## start
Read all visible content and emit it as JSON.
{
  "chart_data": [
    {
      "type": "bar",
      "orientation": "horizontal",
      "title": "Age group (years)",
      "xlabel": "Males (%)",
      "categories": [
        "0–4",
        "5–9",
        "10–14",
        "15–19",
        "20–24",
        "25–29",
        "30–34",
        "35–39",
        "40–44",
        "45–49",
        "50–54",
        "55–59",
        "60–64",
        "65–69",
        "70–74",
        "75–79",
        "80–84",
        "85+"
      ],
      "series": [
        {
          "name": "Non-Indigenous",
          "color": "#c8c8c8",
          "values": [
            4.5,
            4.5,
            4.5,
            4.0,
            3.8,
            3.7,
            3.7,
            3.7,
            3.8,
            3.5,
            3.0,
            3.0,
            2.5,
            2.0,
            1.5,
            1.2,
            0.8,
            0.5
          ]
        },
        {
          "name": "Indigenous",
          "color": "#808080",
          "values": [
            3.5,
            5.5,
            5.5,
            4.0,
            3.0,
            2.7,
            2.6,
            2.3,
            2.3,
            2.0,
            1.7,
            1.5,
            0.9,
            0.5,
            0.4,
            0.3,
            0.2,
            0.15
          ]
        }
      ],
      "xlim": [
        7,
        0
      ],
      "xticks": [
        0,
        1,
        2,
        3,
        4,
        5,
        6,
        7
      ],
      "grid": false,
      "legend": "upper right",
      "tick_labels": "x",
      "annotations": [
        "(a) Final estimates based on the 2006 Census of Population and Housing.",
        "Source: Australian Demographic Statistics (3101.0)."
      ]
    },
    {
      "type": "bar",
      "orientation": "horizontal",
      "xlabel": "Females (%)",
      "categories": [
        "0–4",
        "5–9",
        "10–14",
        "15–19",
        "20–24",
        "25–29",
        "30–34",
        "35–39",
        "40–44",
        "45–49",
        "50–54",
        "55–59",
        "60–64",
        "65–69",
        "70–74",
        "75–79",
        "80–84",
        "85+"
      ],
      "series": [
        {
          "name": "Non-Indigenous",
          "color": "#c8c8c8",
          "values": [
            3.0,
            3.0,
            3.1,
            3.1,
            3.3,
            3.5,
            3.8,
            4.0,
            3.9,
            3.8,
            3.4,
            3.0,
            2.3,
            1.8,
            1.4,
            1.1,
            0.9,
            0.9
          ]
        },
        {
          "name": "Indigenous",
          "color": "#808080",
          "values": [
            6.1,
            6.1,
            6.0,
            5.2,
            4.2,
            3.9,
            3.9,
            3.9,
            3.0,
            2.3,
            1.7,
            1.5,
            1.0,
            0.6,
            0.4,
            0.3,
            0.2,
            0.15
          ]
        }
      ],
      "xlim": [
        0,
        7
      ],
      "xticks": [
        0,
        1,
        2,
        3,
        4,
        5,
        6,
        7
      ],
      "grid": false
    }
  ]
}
## end
- _TASK REQUIREMENTS_: Give the listing above again, word for word.

- _EXERCISE OUTPUT_:
Read all visible content and emit it as JSON.
{
  "chart_data": [
    {
      "type": "bar",
      "orientation": "horizontal",
      "title": "Age group (years)",
      "xlabel": "Males (%)",
      "categories": [
        "0–4",
        "5–9",
        "10–14",
        "15–19",
        "20–24",
        "25–29",
        "30–34",
        "35–39",
        "40–44",
        "45–49",
        "50–54",
        "55–59",
        "60–64",
        "65–69",
        "70–74",
        "75–79",
        "80–84",
        "85+"
      ],
      "series": [
        {
          "name": "Non-Indigenous",
          "color": "#c8c8c8",
          "values": [
            4.5,
            4.5,
            4.5,
            4.0,
            3.8,
            3.7,
            3.7,
            3.7,
            3.8,
            3.5,
            3.0,
            3.0,
            2.5,
            2.0,
            1.5,
            1.2,
            0.8,
            0.5
          ]
        },
        {
          "name": "Indigenous",
          "color": "#808080",
          "values": [
            3.5,
            5.5,
            5.5,
            4.0,
            3.0,
            2.7,
            2.6,
            2.3,
            2.3,
            2.0,
            1.7,
            1.5,
            0.9,
            0.5,
            0.4,
            0.3,
            0.2,
            0.15
          ]
        }
      ],
      "xlim": [
        7,
        0
      ],
      "xticks": [
        0,
        1,
        2,
        3,
        4,
        5,
        6,
        7
      ],
      "grid": false,
      "legend": "upper right",
      "tick_labels": "x",
      "annotations": [
        "(a) Final estimates based on the 2006 Census of Population and Housing.",
        "Source: Australian Demographic Statistics (3101.0)."
      ]
    },
    {
      "type": "bar",
      "orientation": "horizontal",
      "xlabel": "Females (%)",
      "categories": [
        "0–4",
        "5–9",
        "10–14",
        "15–19",
        "20–24",
        "25–29",
        "30–34",
        "35–39",
        "40–44",
        "45–49",
        "50–54",
        "55–59",
        "60–64",
        "65–69",
        "70–74",
        "75–79",
        "80–84",
        "85+"
      ],
      "series": [
        {
          "name": "Non-Indigenous",
          "color": "#c8c8c8",
          "values": [
            3.0,
            3.0,
            3.1,
            3.1,
            3.3,
            3.5,
            3.8,
            4.0,
            3.9,
            3.8,
            3.4,
            3.0,
            2.3,
            1.8,
            1.4,
            1.1,
            0.9,
            0.9
          ]
        },
        {
          "name": "Indigenous",
          "color": "#808080",
          "values": [
            6.1,
            6.1,
            6.0,
            5.2,
            4.2,
            3.9,
            3.9,
            3.9,
            3.0,
            2.3,
            1.7,
            1.5,
            1.0,
            0.6,
            0.4,
            0.3,
            0.2,
            0.15
          ]
        }
      ],
      "xlim": [
        0,
        7
      ],
      "xticks": [
        0,
        1,
        2,
        3,
        4,
        5,
        6,
        7
      ],
      "grid": false
    }
  ]
}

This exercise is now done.